Start Data excerpts

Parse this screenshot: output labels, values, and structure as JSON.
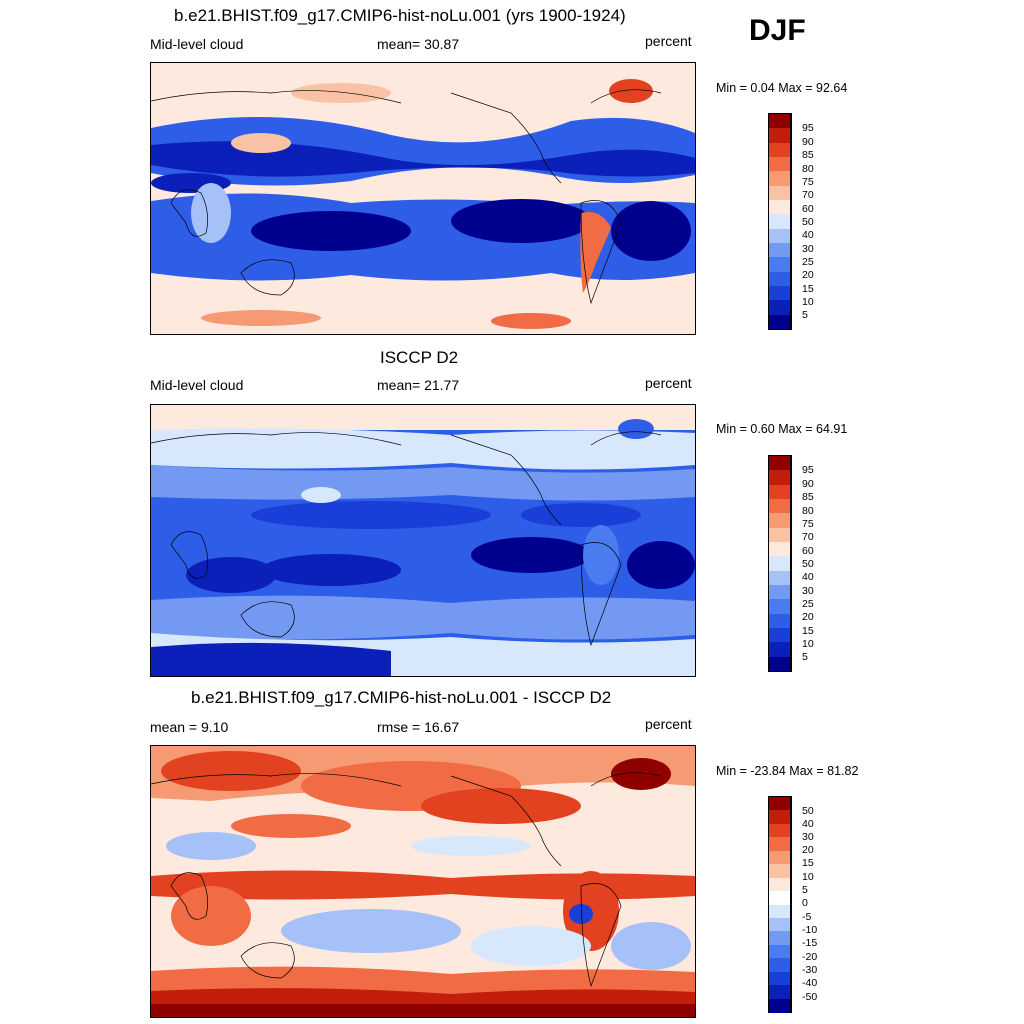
{
  "season": "DJF",
  "colors": {
    "seq": [
      "#00008f",
      "#0b1fb9",
      "#1a3fd8",
      "#2e5de8",
      "#4a7cf0",
      "#7399f2",
      "#a6c1f7",
      "#d7e7fc",
      "#fde9dd",
      "#f9c2a5",
      "#f59a73",
      "#f16b45",
      "#e34220",
      "#c11f0b",
      "#8f0000"
    ],
    "diff": [
      "#00008f",
      "#0b1fb9",
      "#1a3fd8",
      "#2e5de8",
      "#4a7cf0",
      "#7399f2",
      "#a6c1f7",
      "#d7e7fc",
      "#ffffff",
      "#fde9dd",
      "#f9c2a5",
      "#f59a73",
      "#f16b45",
      "#e34220",
      "#c11f0b",
      "#8f0000"
    ]
  },
  "panels": [
    {
      "id": "model",
      "title": "b.e21.BHIST.f09_g17.CMIP6-hist-noLu.001 (yrs 1900-1924)",
      "left_label": "Mid-level cloud",
      "center_label": "mean=  30.87",
      "right_label": "percent",
      "minmax": "Min =   0.04 Max =  92.64",
      "levels": [
        "95",
        "90",
        "85",
        "80",
        "75",
        "70",
        "60",
        "50",
        "40",
        "30",
        "25",
        "20",
        "15",
        "10",
        "5"
      ]
    },
    {
      "id": "obs",
      "title": "ISCCP D2",
      "left_label": "Mid-level cloud",
      "center_label": "mean=  21.77",
      "right_label": "percent",
      "minmax": "Min =   0.60 Max =  64.91",
      "levels": [
        "95",
        "90",
        "85",
        "80",
        "75",
        "70",
        "60",
        "50",
        "40",
        "30",
        "25",
        "20",
        "15",
        "10",
        "5"
      ]
    },
    {
      "id": "diff",
      "title": "b.e21.BHIST.f09_g17.CMIP6-hist-noLu.001 - ISCCP D2",
      "left_label": "mean =   9.10",
      "center_label": "rmse =  16.67",
      "right_label": "percent",
      "minmax": "Min = -23.84 Max =  81.82",
      "levels": [
        "50",
        "40",
        "30",
        "20",
        "15",
        "10",
        "5",
        "0",
        "-5",
        "-10",
        "-15",
        "-20",
        "-30",
        "-40",
        "-50"
      ]
    }
  ]
}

End Data excerpts

_Set task:_
Copy each line of the records precisely and drop any images they hold.

_Finished exercise:_
Parse this screenshot: output labels, values, and structure as JSON.
{
  "season": "DJF",
  "colors": {
    "seq": [
      "#00008f",
      "#0b1fb9",
      "#1a3fd8",
      "#2e5de8",
      "#4a7cf0",
      "#7399f2",
      "#a6c1f7",
      "#d7e7fc",
      "#fde9dd",
      "#f9c2a5",
      "#f59a73",
      "#f16b45",
      "#e34220",
      "#c11f0b",
      "#8f0000"
    ],
    "diff": [
      "#00008f",
      "#0b1fb9",
      "#1a3fd8",
      "#2e5de8",
      "#4a7cf0",
      "#7399f2",
      "#a6c1f7",
      "#d7e7fc",
      "#ffffff",
      "#fde9dd",
      "#f9c2a5",
      "#f59a73",
      "#f16b45",
      "#e34220",
      "#c11f0b",
      "#8f0000"
    ]
  },
  "panels": [
    {
      "id": "model",
      "title": "b.e21.BHIST.f09_g17.CMIP6-hist-noLu.001 (yrs 1900-1924)",
      "left_label": "Mid-level cloud",
      "center_label": "mean=  30.87",
      "right_label": "percent",
      "minmax": "Min =   0.04 Max =  92.64",
      "levels": [
        "95",
        "90",
        "85",
        "80",
        "75",
        "70",
        "60",
        "50",
        "40",
        "30",
        "25",
        "20",
        "15",
        "10",
        "5"
      ]
    },
    {
      "id": "obs",
      "title": "ISCCP D2",
      "left_label": "Mid-level cloud",
      "center_label": "mean=  21.77",
      "right_label": "percent",
      "minmax": "Min =   0.60 Max =  64.91",
      "levels": [
        "95",
        "90",
        "85",
        "80",
        "75",
        "70",
        "60",
        "50",
        "40",
        "30",
        "25",
        "20",
        "15",
        "10",
        "5"
      ]
    },
    {
      "id": "diff",
      "title": "b.e21.BHIST.f09_g17.CMIP6-hist-noLu.001 - ISCCP D2",
      "left_label": "mean =   9.10",
      "center_label": "rmse =  16.67",
      "right_label": "percent",
      "minmax": "Min = -23.84 Max =  81.82",
      "levels": [
        "50",
        "40",
        "30",
        "20",
        "15",
        "10",
        "5",
        "0",
        "-5",
        "-10",
        "-15",
        "-20",
        "-30",
        "-40",
        "-50"
      ]
    }
  ]
}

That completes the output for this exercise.